Faithfully return all lines, omitting every embedded picture.

Entries with figure data
■ ■ ■ ■ ■

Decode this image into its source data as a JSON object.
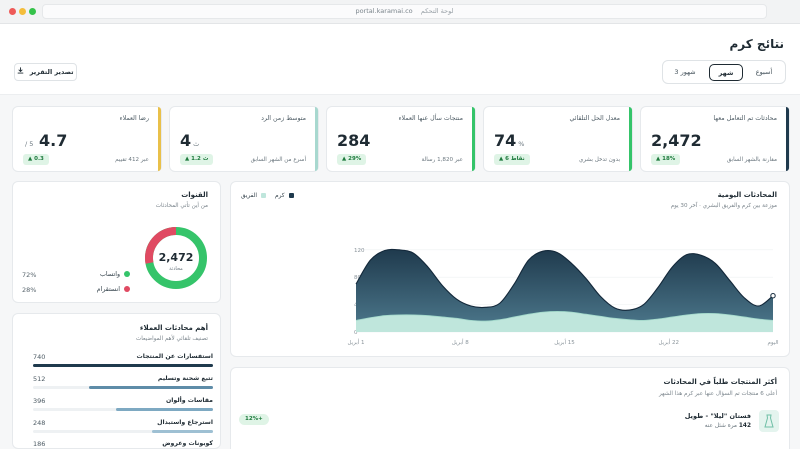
{
  "browser": {
    "url": "portal.karamai.co",
    "breadcrumb": "لوحة التحكم"
  },
  "header": {
    "title": "نتائج كرم",
    "period_options": [
      "أسبوع",
      "شهر",
      "3 شهور"
    ],
    "period_selected": "شهر",
    "export_label": "تصدير التقرير"
  },
  "kpis": [
    {
      "label": "محادثات تم التعامل معها",
      "value": "2,472",
      "unit": "",
      "sub": "مقارنة بالشهر السابق",
      "badge": "▲ 18%",
      "accent": "#1f3a4d"
    },
    {
      "label": "معدل الحل التلقائي",
      "value": "74",
      "unit": "%",
      "sub": "بدون تدخل بشري",
      "badge": "▲ 6 نقاط",
      "accent": "#35c46a"
    },
    {
      "label": "منتجات سأل عنها العملاء",
      "value": "284",
      "unit": "",
      "sub": "عبر 1,820 رسالة",
      "badge": "▲ 29%",
      "accent": "#35c46a"
    },
    {
      "label": "متوسط زمن الرد",
      "value": "4",
      "unit": "ث",
      "sub": "أسرع من الشهر السابق",
      "badge": "▲ 1.2 ث",
      "accent": "#a8d8cf"
    },
    {
      "label": "رضا العملاء",
      "value": "4.7",
      "unit": "/ 5",
      "sub": "عبر 412 تقييم",
      "badge": "▲ 0.3",
      "accent": "#e9c04a"
    }
  ],
  "channels": {
    "title": "القنوات",
    "subtitle": "من أين تأتي المحادثات",
    "total": "2,472",
    "total_label": "محادثة",
    "items": [
      {
        "name": "واتساب",
        "percent": "72%",
        "share": 0.72,
        "color": "#35c46a"
      },
      {
        "name": "انستقرام",
        "percent": "28%",
        "share": 0.28,
        "color": "#e04a62"
      }
    ]
  },
  "daily": {
    "title": "المحادثات اليومية",
    "subtitle": "موزعة بين كرم والفريق البشري · آخر 30 يوم",
    "legend": [
      {
        "name": "كرم",
        "color": "#1f3a4d"
      },
      {
        "name": "الفريق",
        "color": "#bfe6dc"
      }
    ]
  },
  "chart_data": {
    "type": "area",
    "x_tick_labels": [
      "1 أبريل",
      "8 أبريل",
      "15 أبريل",
      "22 أبريل",
      "اليوم"
    ],
    "y_ticks": [
      0,
      40,
      80,
      120
    ],
    "ylim": [
      0,
      130
    ],
    "series": [
      {
        "name": "كرم",
        "color": "#1f3a4d",
        "values": [
          70,
          105,
          119,
          120,
          115,
          95,
          68,
          48,
          38,
          36,
          42,
          70,
          105,
          118,
          116,
          100,
          78,
          52,
          35,
          32,
          40,
          65,
          95,
          113,
          112,
          100,
          75,
          50,
          38,
          53
        ]
      },
      {
        "name": "الفريق",
        "color": "#bfe6dc",
        "values": [
          17,
          21,
          24,
          25,
          25,
          24,
          22,
          20,
          17,
          16,
          18,
          22,
          26,
          29,
          30,
          29,
          26,
          23,
          20,
          18,
          17,
          19,
          22,
          25,
          27,
          27,
          25,
          22,
          19,
          17
        ]
      }
    ]
  },
  "topics": {
    "title": "أهم محادثات العملاء",
    "subtitle": "تصنيف تلقائي لأهم المواضيعات",
    "items": [
      {
        "label": "استفسارات عن المنتجات",
        "value": "740",
        "ratio": 1.0,
        "color": "#1f3a4d"
      },
      {
        "label": "تتبع شحنة وتسليم",
        "value": "512",
        "ratio": 0.69,
        "color": "#5e8ca8"
      },
      {
        "label": "مقاسات وألوان",
        "value": "396",
        "ratio": 0.54,
        "color": "#7ea9c2"
      },
      {
        "label": "استرجاع واستبدال",
        "value": "248",
        "ratio": 0.34,
        "color": "#9ec0d3"
      },
      {
        "label": "كوبونات وعروض",
        "value": "186",
        "ratio": 0.25,
        "color": "#b7d1df"
      }
    ]
  },
  "products": {
    "title": "أكثر المنتجات طلباً في المحادثات",
    "subtitle": "أعلى 6 منتجات تم السؤال عنها عبر كرم هذا الشهر",
    "first": {
      "name": "فستان \"ليلا\" - طويل",
      "count": "142",
      "count_suffix": "مرة شئل عنه",
      "badge": "12%+"
    }
  }
}
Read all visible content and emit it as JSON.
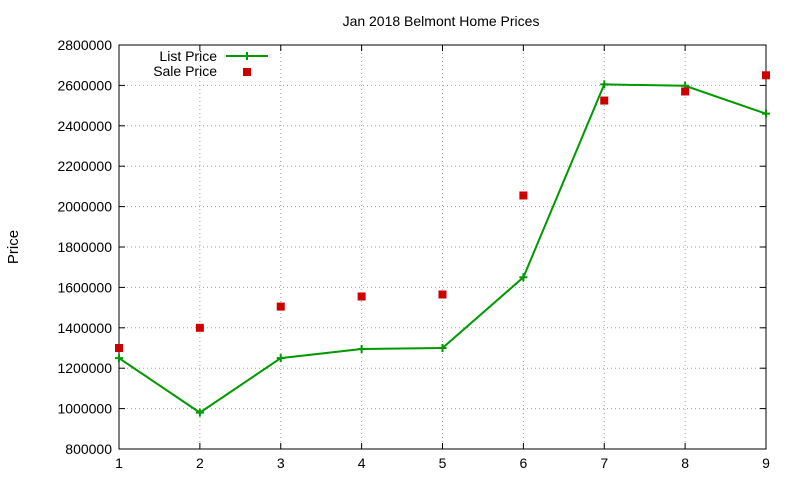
{
  "chart_data": {
    "type": "line",
    "title": "Jan 2018 Belmont Home Prices",
    "xlabel": "",
    "ylabel": "Price",
    "xlim": [
      1,
      9
    ],
    "ylim": [
      800000,
      2800000
    ],
    "x_ticks": [
      1,
      2,
      3,
      4,
      5,
      6,
      7,
      8,
      9
    ],
    "y_ticks": [
      800000,
      1000000,
      1200000,
      1400000,
      1600000,
      1800000,
      2000000,
      2200000,
      2400000,
      2600000,
      2800000
    ],
    "grid": true,
    "legend_position": "top-left",
    "x": [
      1,
      2,
      3,
      4,
      5,
      6,
      7,
      8,
      9
    ],
    "series": [
      {
        "name": "List Price",
        "style": "line+cross",
        "color": "#009900",
        "values": [
          1250000,
          980000,
          1250000,
          1295000,
          1300000,
          1650000,
          2605000,
          2598000,
          2460000
        ]
      },
      {
        "name": "Sale Price",
        "style": "square",
        "color": "#cc0000",
        "values": [
          1300000,
          1400000,
          1505000,
          1555000,
          1565000,
          2055000,
          2525000,
          2570000,
          2650000
        ]
      }
    ]
  }
}
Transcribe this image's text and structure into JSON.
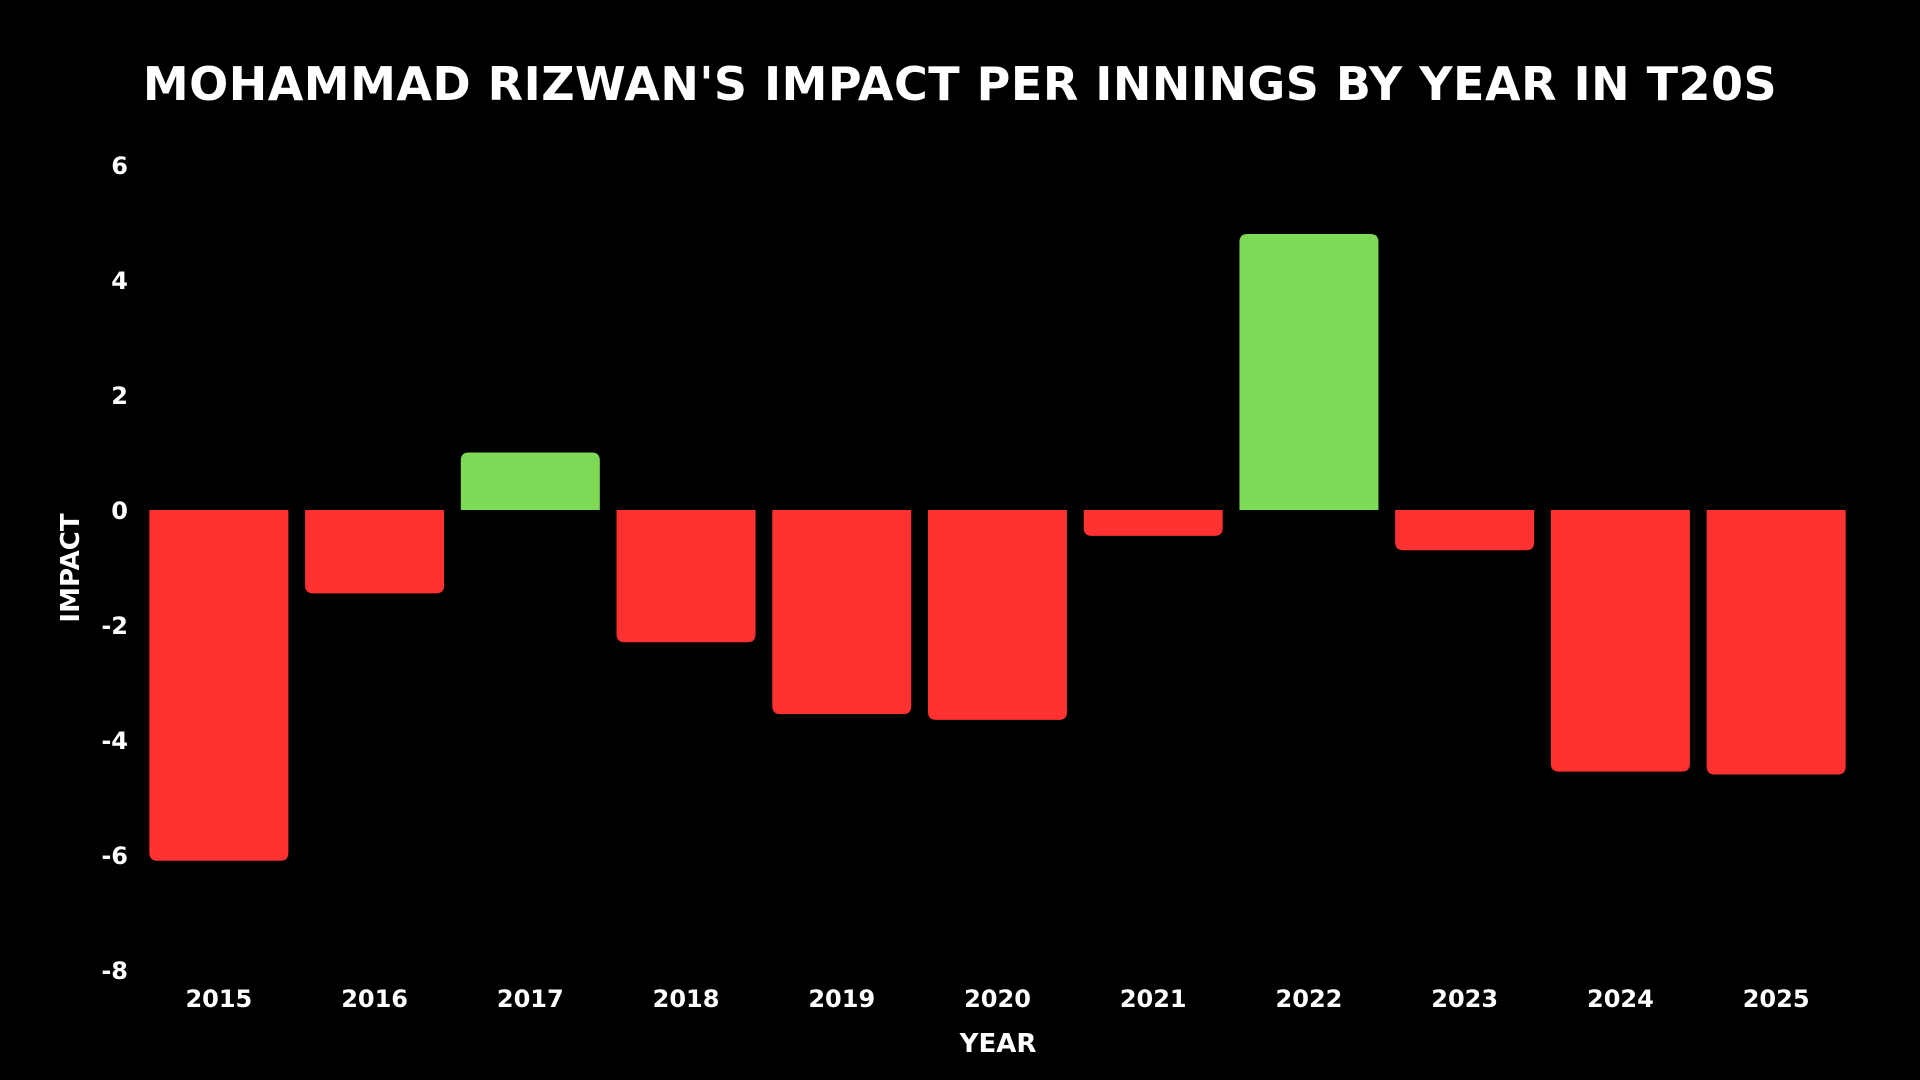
{
  "chart_data": {
    "type": "bar",
    "title": "MOHAMMAD RIZWAN'S IMPACT PER INNINGS BY YEAR IN T20S",
    "xlabel": "YEAR",
    "ylabel": "IMPACT",
    "ylim": [
      -8,
      6
    ],
    "yticks": [
      -8,
      -6,
      -4,
      -2,
      0,
      2,
      4,
      6
    ],
    "categories": [
      "2015",
      "2016",
      "2017",
      "2018",
      "2019",
      "2020",
      "2021",
      "2022",
      "2023",
      "2024",
      "2025"
    ],
    "values": [
      -6.1,
      -1.45,
      1.0,
      -2.3,
      -3.55,
      -3.65,
      -0.45,
      4.8,
      -0.7,
      -4.55,
      -4.6
    ],
    "grid": false,
    "legend": "none",
    "colors": {
      "positive": "#7ED957",
      "negative": "#FF3131",
      "background": "#000000",
      "text": "#FFFFFF"
    }
  }
}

■ ■ ■ ■ ■

Worked answer =
Decode this image into its source data as a JSON object.
{
  "browser": {
    "url": "portal.karamai.co",
    "breadcrumb": "لوحة التحكم"
  },
  "header": {
    "title": "نتائج كرم",
    "period_options": [
      "أسبوع",
      "شهر",
      "3 شهور"
    ],
    "period_selected": "شهر",
    "export_label": "تصدير التقرير"
  },
  "kpis": [
    {
      "label": "محادثات تم التعامل معها",
      "value": "2,472",
      "unit": "",
      "sub": "مقارنة بالشهر السابق",
      "badge": "▲ 18%",
      "accent": "#1f3a4d"
    },
    {
      "label": "معدل الحل التلقائي",
      "value": "74",
      "unit": "%",
      "sub": "بدون تدخل بشري",
      "badge": "▲ 6 نقاط",
      "accent": "#35c46a"
    },
    {
      "label": "منتجات سأل عنها العملاء",
      "value": "284",
      "unit": "",
      "sub": "عبر 1,820 رسالة",
      "badge": "▲ 29%",
      "accent": "#35c46a"
    },
    {
      "label": "متوسط زمن الرد",
      "value": "4",
      "unit": "ث",
      "sub": "أسرع من الشهر السابق",
      "badge": "▲ 1.2 ث",
      "accent": "#a8d8cf"
    },
    {
      "label": "رضا العملاء",
      "value": "4.7",
      "unit": "/ 5",
      "sub": "عبر 412 تقييم",
      "badge": "▲ 0.3",
      "accent": "#e9c04a"
    }
  ],
  "channels": {
    "title": "القنوات",
    "subtitle": "من أين تأتي المحادثات",
    "total": "2,472",
    "total_label": "محادثة",
    "items": [
      {
        "name": "واتساب",
        "percent": "72%",
        "share": 0.72,
        "color": "#35c46a"
      },
      {
        "name": "انستقرام",
        "percent": "28%",
        "share": 0.28,
        "color": "#e04a62"
      }
    ]
  },
  "daily": {
    "title": "المحادثات اليومية",
    "subtitle": "موزعة بين كرم والفريق البشري · آخر 30 يوم",
    "legend": [
      {
        "name": "كرم",
        "color": "#1f3a4d"
      },
      {
        "name": "الفريق",
        "color": "#bfe6dc"
      }
    ]
  },
  "chart_data": {
    "type": "area",
    "x_tick_labels": [
      "1 أبريل",
      "8 أبريل",
      "15 أبريل",
      "22 أبريل",
      "اليوم"
    ],
    "y_ticks": [
      0,
      40,
      80,
      120
    ],
    "ylim": [
      0,
      130
    ],
    "series": [
      {
        "name": "كرم",
        "color": "#1f3a4d",
        "values": [
          70,
          105,
          119,
          120,
          115,
          95,
          68,
          48,
          38,
          36,
          42,
          70,
          105,
          118,
          116,
          100,
          78,
          52,
          35,
          32,
          40,
          65,
          95,
          113,
          112,
          100,
          75,
          50,
          38,
          53
        ]
      },
      {
        "name": "الفريق",
        "color": "#bfe6dc",
        "values": [
          17,
          21,
          24,
          25,
          25,
          24,
          22,
          20,
          17,
          16,
          18,
          22,
          26,
          29,
          30,
          29,
          26,
          23,
          20,
          18,
          17,
          19,
          22,
          25,
          27,
          27,
          25,
          22,
          19,
          17
        ]
      }
    ]
  },
  "topics": {
    "title": "أهم محادثات العملاء",
    "subtitle": "تصنيف تلقائي لأهم المواضيعات",
    "items": [
      {
        "label": "استفسارات عن المنتجات",
        "value": "740",
        "ratio": 1.0,
        "color": "#1f3a4d"
      },
      {
        "label": "تتبع شحنة وتسليم",
        "value": "512",
        "ratio": 0.69,
        "color": "#5e8ca8"
      },
      {
        "label": "مقاسات وألوان",
        "value": "396",
        "ratio": 0.54,
        "color": "#7ea9c2"
      },
      {
        "label": "استرجاع واستبدال",
        "value": "248",
        "ratio": 0.34,
        "color": "#9ec0d3"
      },
      {
        "label": "كوبونات وعروض",
        "value": "186",
        "ratio": 0.25,
        "color": "#b7d1df"
      }
    ]
  },
  "products": {
    "title": "أكثر المنتجات طلباً في المحادثات",
    "subtitle": "أعلى 6 منتجات تم السؤال عنها عبر كرم هذا الشهر",
    "first": {
      "name": "فستان \"ليلا\" - طويل",
      "count": "142",
      "count_suffix": "مرة شئل عنه",
      "badge": "12%+"
    }
  }
}
Read all visible content and emit it as JSON.
{
  "chart_data": {
    "type": "line",
    "title": "Jan 2018 Belmont Home Prices",
    "xlabel": "",
    "ylabel": "Price",
    "xlim": [
      1,
      9
    ],
    "ylim": [
      800000,
      2800000
    ],
    "x_ticks": [
      1,
      2,
      3,
      4,
      5,
      6,
      7,
      8,
      9
    ],
    "y_ticks": [
      800000,
      1000000,
      1200000,
      1400000,
      1600000,
      1800000,
      2000000,
      2200000,
      2400000,
      2600000,
      2800000
    ],
    "grid": true,
    "legend_position": "top-left",
    "x": [
      1,
      2,
      3,
      4,
      5,
      6,
      7,
      8,
      9
    ],
    "series": [
      {
        "name": "List Price",
        "style": "line+cross",
        "color": "#009900",
        "values": [
          1250000,
          980000,
          1250000,
          1295000,
          1300000,
          1650000,
          2605000,
          2598000,
          2460000
        ]
      },
      {
        "name": "Sale Price",
        "style": "square",
        "color": "#cc0000",
        "values": [
          1300000,
          1400000,
          1505000,
          1555000,
          1565000,
          2055000,
          2525000,
          2570000,
          2650000
        ]
      }
    ]
  }
}
Transcribe this image's text and structure into JSON.
{
  "chart_data": {
    "type": "bar",
    "title": "MOHAMMAD RIZWAN'S IMPACT PER INNINGS BY YEAR IN T20S",
    "xlabel": "YEAR",
    "ylabel": "IMPACT",
    "ylim": [
      -8,
      6
    ],
    "yticks": [
      -8,
      -6,
      -4,
      -2,
      0,
      2,
      4,
      6
    ],
    "categories": [
      "2015",
      "2016",
      "2017",
      "2018",
      "2019",
      "2020",
      "2021",
      "2022",
      "2023",
      "2024",
      "2025"
    ],
    "values": [
      -6.1,
      -1.45,
      1.0,
      -2.3,
      -3.55,
      -3.65,
      -0.45,
      4.8,
      -0.7,
      -4.55,
      -4.6
    ],
    "grid": false,
    "legend": "none",
    "colors": {
      "positive": "#7ED957",
      "negative": "#FF3131",
      "background": "#000000",
      "text": "#FFFFFF"
    }
  }
}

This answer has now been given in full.